** BEGIN PROVIDED DATA **

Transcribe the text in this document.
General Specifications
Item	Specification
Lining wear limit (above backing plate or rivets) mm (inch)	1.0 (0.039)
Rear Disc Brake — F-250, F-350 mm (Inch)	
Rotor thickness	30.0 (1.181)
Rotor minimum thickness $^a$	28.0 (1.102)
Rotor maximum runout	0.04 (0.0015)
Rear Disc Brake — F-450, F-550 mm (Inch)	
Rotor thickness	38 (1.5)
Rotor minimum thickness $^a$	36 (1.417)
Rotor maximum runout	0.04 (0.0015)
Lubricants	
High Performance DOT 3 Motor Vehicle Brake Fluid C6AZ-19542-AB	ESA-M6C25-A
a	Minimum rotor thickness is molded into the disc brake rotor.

** END PROVIDED DATA **

■ GOAL:
Identify which lines contain the word "Rear" and copy each one.

■ WRITTEN RESPONSE:
Rear Disc Brake — F-250, F-350 mm (Inch)	
Rear Disc Brake — F-450, F-550 mm (Inch)	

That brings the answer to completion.